Collected data
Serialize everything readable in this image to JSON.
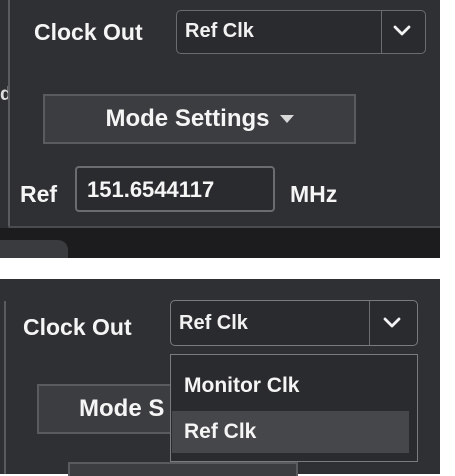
{
  "panel_top": {
    "fragment": "d",
    "clock_out": {
      "label": "Clock Out",
      "selected": "Ref Clk",
      "arrow_icon": "chevron-down-icon"
    },
    "mode_settings": {
      "label": "Mode Settings",
      "arrow_icon": "triangle-down-icon"
    },
    "ref": {
      "label": "Ref",
      "value": "151.6544117",
      "unit": "MHz"
    }
  },
  "panel_bottom": {
    "clock_out": {
      "label": "Clock Out",
      "selected": "Ref Clk",
      "arrow_icon": "chevron-down-icon"
    },
    "mode_button_label": "Mode S",
    "dropdown": {
      "options": [
        "Monitor Clk",
        "Ref Clk"
      ],
      "selected_index": 1
    }
  },
  "colors": {
    "panel_bg": "#2f3033",
    "border": "#6b6c70",
    "text": "#f5f5f5",
    "highlight": "#46474a"
  }
}
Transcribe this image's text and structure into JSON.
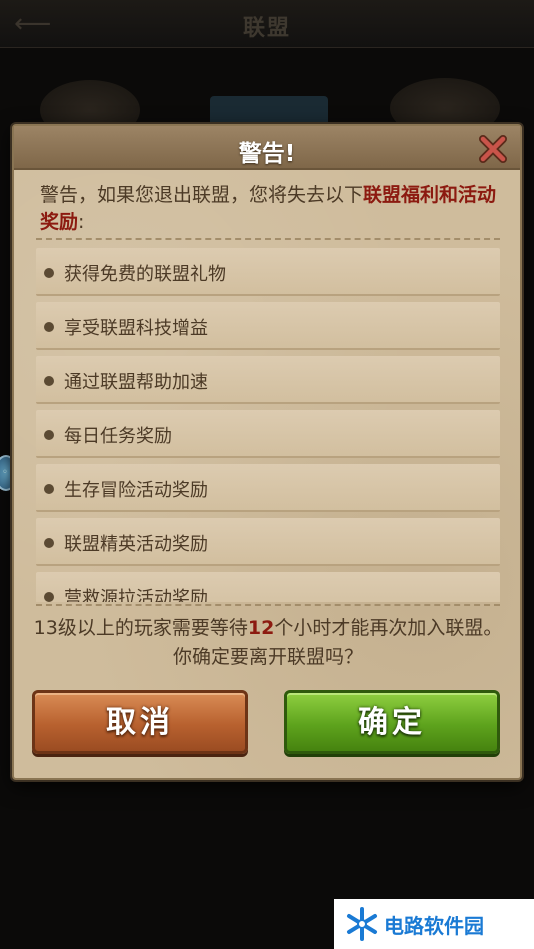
{
  "background": {
    "title": "联盟"
  },
  "dialog": {
    "title": "警告!",
    "intro_text": "警告，如果您退出联盟，您将失去以下",
    "intro_highlight": "联盟福利和活动奖励",
    "intro_end": ":",
    "items": [
      {
        "label": "获得免费的联盟礼物"
      },
      {
        "label": "享受联盟科技增益"
      },
      {
        "label": "通过联盟帮助加速"
      },
      {
        "label": "每日任务奖励"
      },
      {
        "label": "生存冒险活动奖励"
      },
      {
        "label": "联盟精英活动奖励"
      },
      {
        "label": "营救源拉活动奖励"
      }
    ],
    "notice_pre": "13级以上的玩家需要等待",
    "notice_hours": "12",
    "notice_post": "个小时才能再次加入联盟。你确定要离开联盟吗？",
    "cancel_label": "取消",
    "confirm_label": "确定"
  },
  "watermark": {
    "text": "电路软件园"
  },
  "colors": {
    "highlight": "#8c1a10",
    "cancel_button": "#b8612f",
    "confirm_button": "#5ea31d",
    "watermark": "#1a7ad4"
  }
}
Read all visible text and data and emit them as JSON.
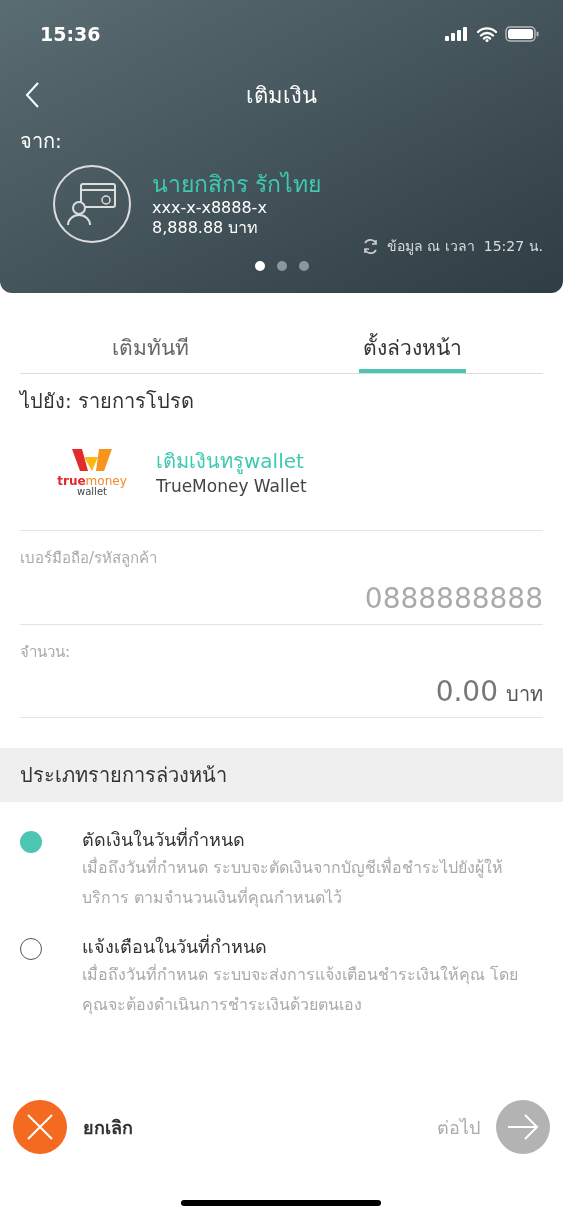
{
  "status_bar": {
    "time": "15:36"
  },
  "header": {
    "title": "เติมเงิน",
    "from_label": "จาก:"
  },
  "account": {
    "name": "นายกสิกร รักไทย",
    "number": "xxx-x-x8888-x",
    "balance": "8,888.88 บาท",
    "updated": "ข้อมูล ณ เวลา  15:27 น."
  },
  "pager": [
    {
      "selected": true
    },
    {
      "selected": false
    },
    {
      "selected": false
    }
  ],
  "tabs": [
    {
      "label": "เติมทันที",
      "selected": false
    },
    {
      "label": "ตั้งล่วงหน้า",
      "selected": true
    }
  ],
  "to_label": "ไปยัง: รายการโปรด",
  "biller": {
    "logo": {
      "word_1": "true",
      "word_2": "money",
      "line_2": "wallet"
    },
    "title": "เติมเงินทรูwallet",
    "subtitle": "TrueMoney Wallet"
  },
  "fields": [
    {
      "label": "เบอร์มือถือ/รหัสลูกค้า",
      "value": "0888888888"
    },
    {
      "label": "จำนวน:",
      "value": "0.00",
      "unit": "บาท"
    }
  ],
  "section_title": "ประเภทรายการล่วงหน้า",
  "options": [
    {
      "title": "ตัดเงินในวันที่กำหนด",
      "description": "เมื่อถึงวันที่กำหนด ระบบจะตัดเงินจากบัญชีเพื่อชำระไปยังผู้ให้บริการ ตามจำนวนเงินที่คุณกำหนดไว้",
      "selected": true
    },
    {
      "title": "แจ้งเตือนในวันที่กำหนด",
      "description": "เมื่อถึงวันที่กำหนด ระบบจะส่งการแจ้งเตือนชำระเงินให้คุณ โดยคุณจะต้องดำเนินการชำระเงินด้วยตนเอง",
      "selected": false
    }
  ],
  "footer": {
    "cancel": "ยกเลิก",
    "next": "ต่อไป",
    "next_disabled": true
  }
}
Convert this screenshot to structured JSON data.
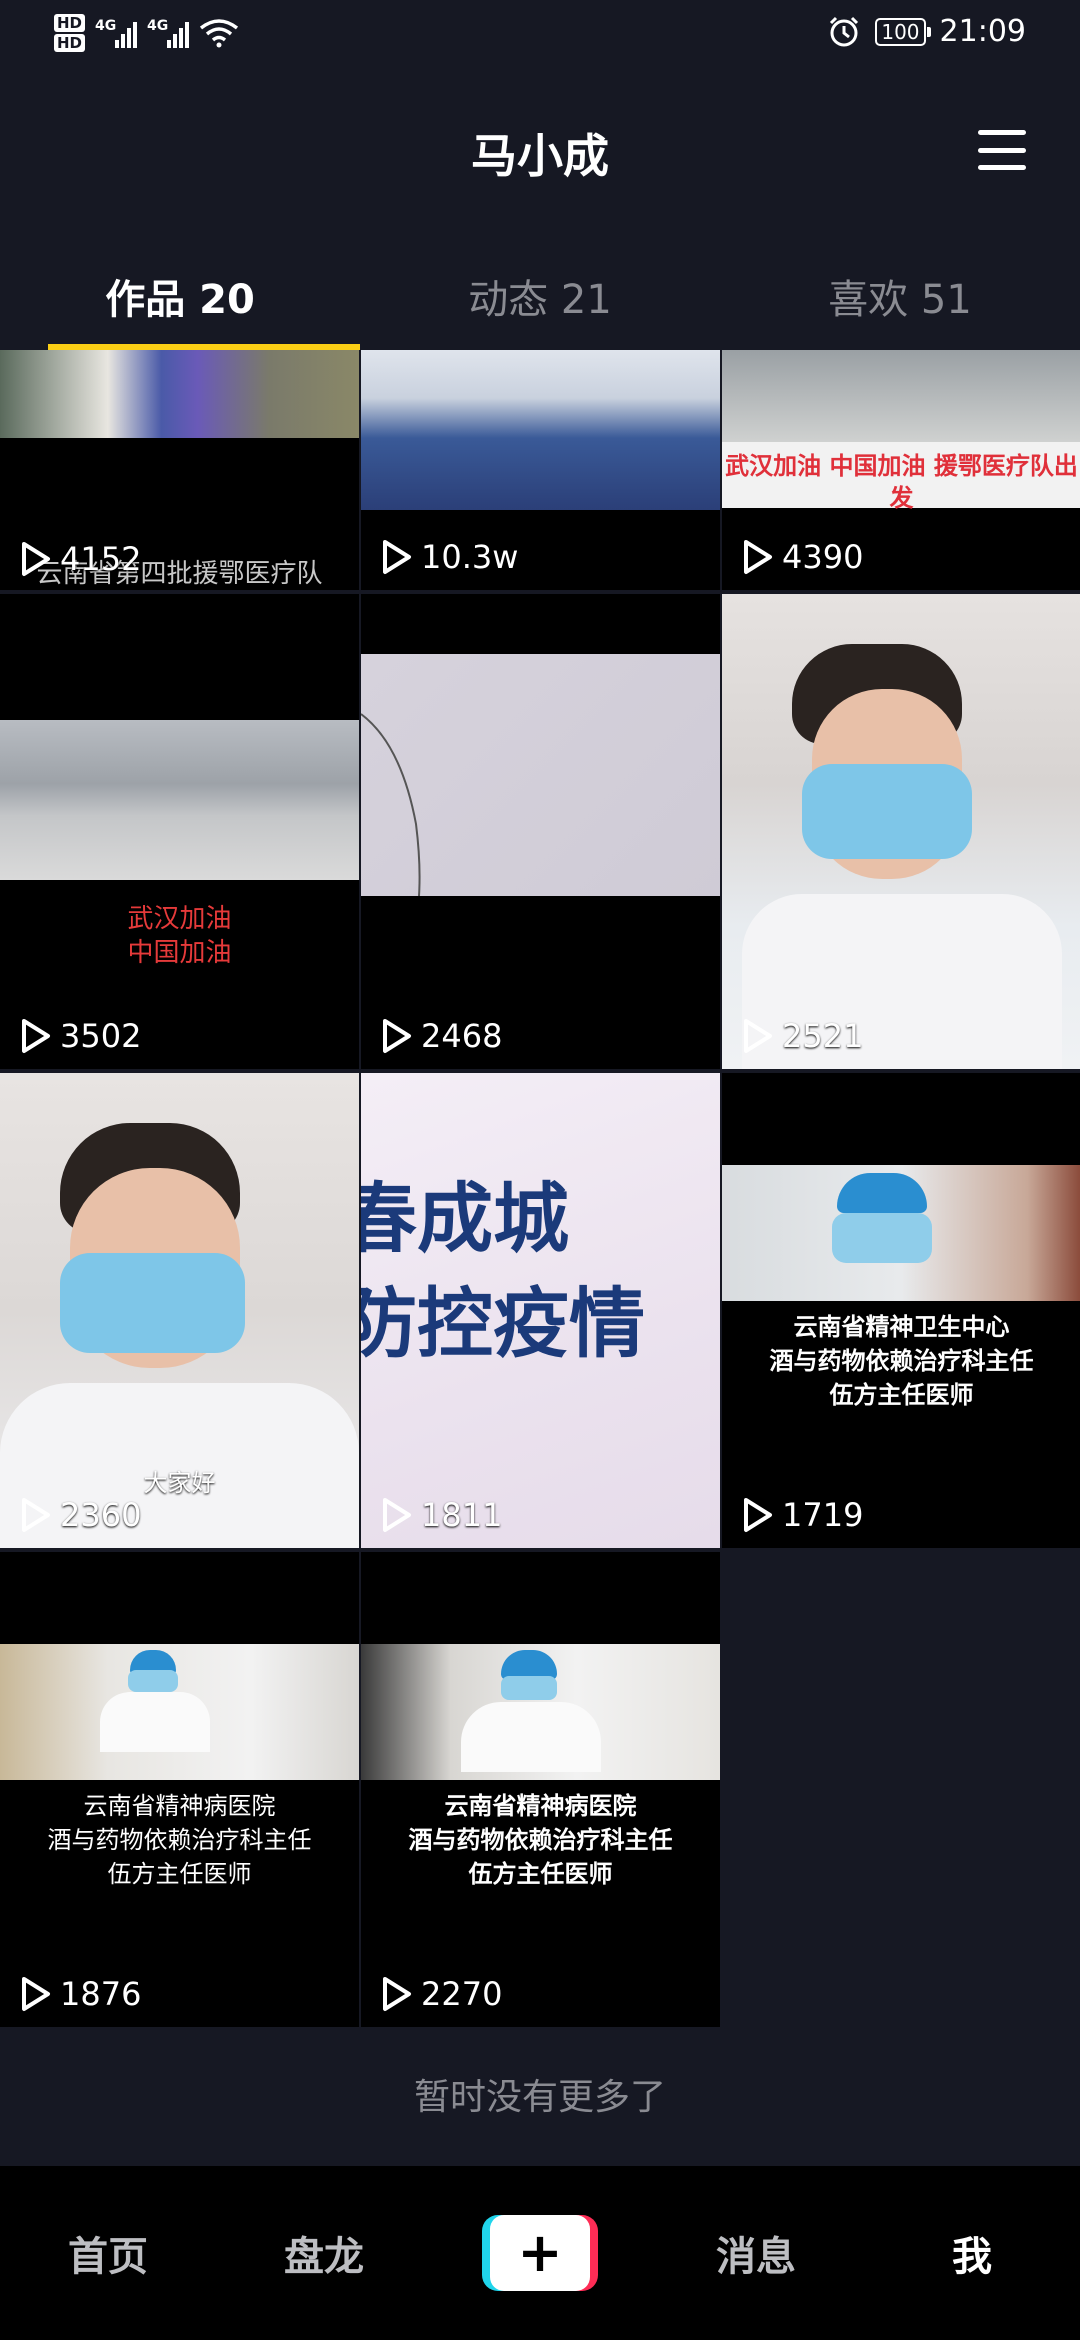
{
  "status_bar": {
    "hd1": "HD",
    "hd2": "HD",
    "net1": "4G",
    "net2": "4G",
    "battery": "100",
    "time": "21:09"
  },
  "header": {
    "title": "马小成"
  },
  "tabs": [
    {
      "label": "作品 20",
      "active": true
    },
    {
      "label": "动态 21",
      "active": false
    },
    {
      "label": "喜欢 51",
      "active": false
    }
  ],
  "videos": [
    {
      "views": "4152",
      "caption": "云南省第四批援鄂医疗队"
    },
    {
      "views": "10.3w",
      "caption": ""
    },
    {
      "views": "4390",
      "caption": "武汉加油 中国加油 援鄂医疗队出发"
    },
    {
      "views": "3502",
      "caption_line1": "武汉加油",
      "caption_line2": "中国加油"
    },
    {
      "views": "2468"
    },
    {
      "views": "2521"
    },
    {
      "views": "2360",
      "caption": "大家好"
    },
    {
      "views": "1811",
      "overlay_line1": "春成城",
      "overlay_line2": "防控疫情"
    },
    {
      "views": "1719",
      "caption_line1": "云南省精神卫生中心",
      "caption_line2": "酒与药物依赖治疗科主任",
      "caption_line3": "伍方主任医师"
    },
    {
      "views": "1876",
      "caption_line1": "云南省精神病医院",
      "caption_line2": "酒与药物依赖治疗科主任",
      "caption_line3": "伍方主任医师"
    },
    {
      "views": "2270",
      "caption_line1": "云南省精神病医院",
      "caption_line2": "酒与药物依赖治疗科主任",
      "caption_line3": "伍方主任医师"
    }
  ],
  "footer": {
    "no_more": "暂时没有更多了"
  },
  "nav": {
    "home": "首页",
    "city": "盘龙",
    "plus": "+",
    "messages": "消息",
    "me": "我"
  },
  "colors": {
    "background": "#161823",
    "tab_indicator": "#face15",
    "accent_red": "#fe2c55",
    "accent_cyan": "#20d5ec"
  }
}
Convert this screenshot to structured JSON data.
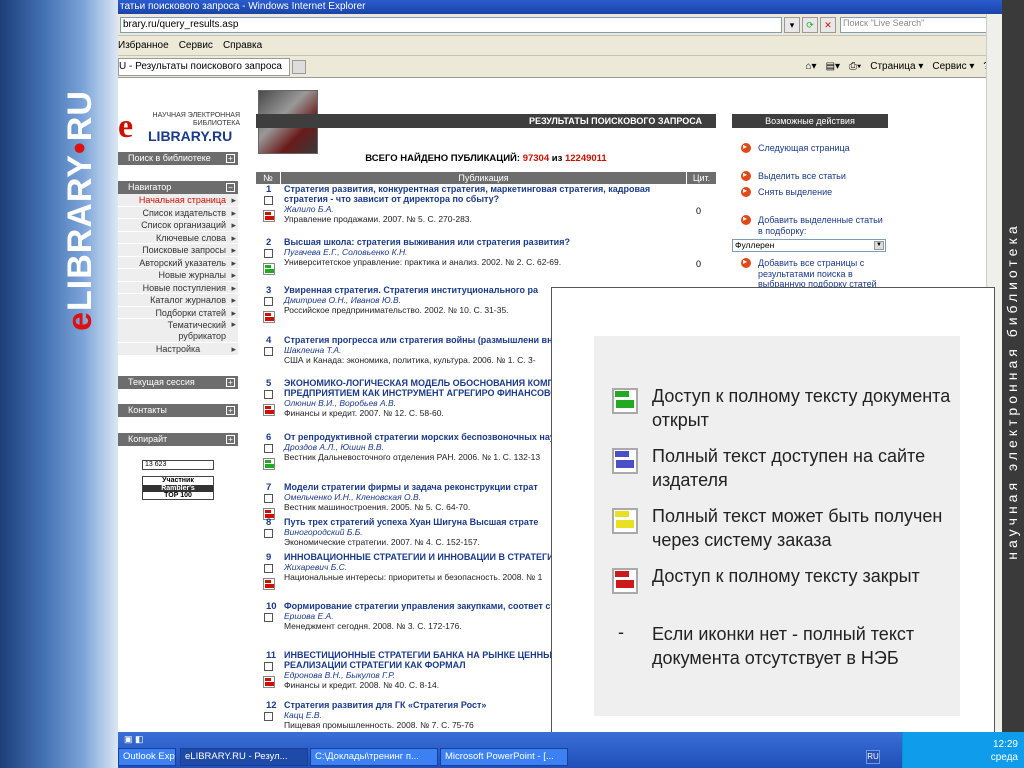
{
  "slide": {
    "left_logo": {
      "prefix": "e",
      "text": "LIBRARY",
      "dot": "•",
      "suffix": "RU"
    },
    "right_vertical_text": "научная электронная библиотека"
  },
  "window": {
    "title": "татьи поискового запроса - Windows Internet Explorer"
  },
  "address": {
    "url": "brary.ru/query_results.asp",
    "search_placeholder": "Поиск \"Live Search\""
  },
  "menu": [
    "Избранное",
    "Сервис",
    "Справка"
  ],
  "tab": {
    "label": "U - Результаты поискового запроса"
  },
  "commands": [
    "Страница ▾",
    "Сервис ▾"
  ],
  "logo": {
    "letter": "e",
    "line1": "НАУЧНАЯ ЭЛЕКТРОННАЯ БИБЛИОТЕКА",
    "line2": "LIBRARY.RU"
  },
  "sidebar": {
    "search_header": "Поиск в библиотеке",
    "navigator_header": "Навигатор",
    "nav_items": [
      "Начальная страница",
      "Список издательств",
      "Список организаций",
      "Ключевые слова",
      "Поисковые запросы",
      "Авторский указатель",
      "Новые журналы",
      "Новые поступления",
      "Каталог журналов",
      "Подборки статей",
      "Тематический рубрикатор"
    ],
    "settings": "Настройка",
    "session_header": "Текущая сессия",
    "contacts_header": "Контакты",
    "copyright_header": "Копирайт",
    "counter": "13 623",
    "rambler": [
      "Участник",
      "Rambler's",
      "TOP 100"
    ]
  },
  "results": {
    "title": "РЕЗУЛЬТАТЫ ПОИСКОВОГО ЗАПРОСА",
    "count_label": "ВСЕГО НАЙДЕНО ПУБЛИКАЦИЙ:",
    "found": "97304",
    "of": "из",
    "total": "12249011",
    "columns": [
      "№",
      "Публикация",
      "Цит."
    ],
    "rows": [
      {
        "num": "1",
        "title": "Стратегия развития, конкурентная стратегия, маркетинговая стратегия, кадровая стратегия - что зависит от директора по сбыту?",
        "authors": "Жалило Б.А.",
        "source": "Управление продажами. 2007. № 5. С. 270-283.",
        "cit": "0",
        "pdf": "red"
      },
      {
        "num": "2",
        "title": "Высшая школа: стратегия выживания или стратегия развития?",
        "authors": "Пугачева Е.Г., Соловьенко К.Н.",
        "source": "Университетское управление: практика и анализ. 2002. № 2. С. 62-69.",
        "cit": "0",
        "pdf": "green"
      },
      {
        "num": "3",
        "title": "Увиренная стратегия. Стратегия институционального ра",
        "authors": "Дмитриев О.Н., Иванов Ю.В.",
        "source": "Российское предпринимательство. 2002. № 10. С. 31-35.",
        "cit": "",
        "pdf": "red"
      },
      {
        "num": "4",
        "title": "Стратегия прогресса или стратегия войны (размышлени внешнеполитической мысли)",
        "authors": "Шаклеина Т.А.",
        "source": "США и Канада: экономика, политика, культура. 2006. № 1. С. 3-",
        "cit": "",
        "pdf": "none"
      },
      {
        "num": "5",
        "title": "ЭКОНОМИКО-ЛОГИЧЕСКАЯ МОДЕЛЬ ОБОСНОВАНИЯ КОМПЛ УПРАВЛЕНИЯ ПРЕДПРИЯТИЕМ КАК ИНСТРУМЕНТ АГРЕГИРО ФИНАНСОВОЙ СТРАТЕГИИ",
        "authors": "Олюнин В.И., Воробьев А.В.",
        "source": "Финансы и кредит. 2007. № 12. С. 58-60.",
        "cit": "",
        "pdf": "red"
      },
      {
        "num": "6",
        "title": "От репродуктивной стратегии морских беспозвоночных науки",
        "authors": "Дроздов А.Л., Юшин В.В.",
        "source": "Вестник Дальневосточного отделения РАН. 2006. № 1. С. 132-13",
        "cit": "",
        "pdf": "green"
      },
      {
        "num": "7",
        "title": "Модели стратегии фирмы и задача реконструкции страт",
        "authors": "Омельченко И.Н., Кленовская О.В.",
        "source": "Вестник машиностроения. 2005. № 5. С. 64-70.",
        "cit": "",
        "pdf": "red"
      },
      {
        "num": "8",
        "title": "Путь трех стратегий успеха Хуан Шигуна Высшая страте",
        "authors": "Виногородский Б.Б.",
        "source": "Экономические стратегии. 2007. № 4. С. 152-157.",
        "cit": "",
        "pdf": "none"
      },
      {
        "num": "9",
        "title": "ИННОВАЦИОННЫЕ СТРАТЕГИИ И ИННОВАЦИИ В СТРАТЕГИЯ",
        "authors": "Жихаревич Б.С.",
        "source": "Национальные интересы: приоритеты и безопасность. 2008. № 1",
        "cit": "",
        "pdf": "red"
      },
      {
        "num": "10",
        "title": "Формирование стратегии управления закупками, соответ стратегии компании",
        "authors": "Ершова Е.А.",
        "source": "Менеджмент сегодня. 2008. № 3. С. 172-176.",
        "cit": "",
        "pdf": "none"
      },
      {
        "num": "11",
        "title": "ИНВЕСТИЦИОННЫЕ СТРАТЕГИИ БАНКА НА РЫНКЕ ЦЕННЫХ Б ФОРМИРОВАНИЯ И РЕАЛИЗАЦИИ СТРАТЕГИИ КАК ФОРМАЛ",
        "authors": "Едронова В.Н., Быкулов Г.Р.",
        "source": "Финансы и кредит. 2008. № 40. С. 8-14.",
        "cit": "",
        "pdf": "red"
      },
      {
        "num": "12",
        "title": "Стратегия развития для ГК «Стратегия Рост»",
        "authors": "Кацц Е.В.",
        "source": "Пищевая промышленность. 2008. № 7. С. 75-76",
        "cit": "",
        "pdf": "none"
      }
    ]
  },
  "actions": {
    "header": "Возможные действия",
    "items": [
      "Следующая страница",
      "Выделить все статьи",
      "Снять выделение",
      "Добавить выделенные статьи в подборку:",
      "Добавить все страницы с результатами поиска в выбранную подборку статей"
    ],
    "select_value": "Фуллерен"
  },
  "legend": {
    "items": [
      {
        "text": "Доступ к полному тексту документа открыт",
        "color": "#22aa22"
      },
      {
        "text": "Полный текст доступен на сайте издателя",
        "color": "#4a50c8"
      },
      {
        "text": "Полный текст может быть получен через систему заказа",
        "color": "#e8e020"
      },
      {
        "text": "Доступ к полному тексту закрыт",
        "color": "#cc1a1a"
      }
    ],
    "dash": "-",
    "no_icon": "Если иконки нет - полный текст документа отсутствует в НЭБ"
  },
  "taskbar": {
    "items": [
      "Outlook Exp...",
      "eLIBRARY.RU - Резул...",
      "C:\\Доклады\\тренинг п...",
      "Microsoft PowerPoint - [..."
    ],
    "lang": "RU",
    "time": "12:29",
    "day": "среда"
  }
}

— THE PROBLEM —
Return a copy of every line that includes the word "подборку".

— WORKED ANSWER —
      "Добавить выделенные статьи в подборку:",
      "Добавить все страницы с результатами поиска в выбранную подборку статей"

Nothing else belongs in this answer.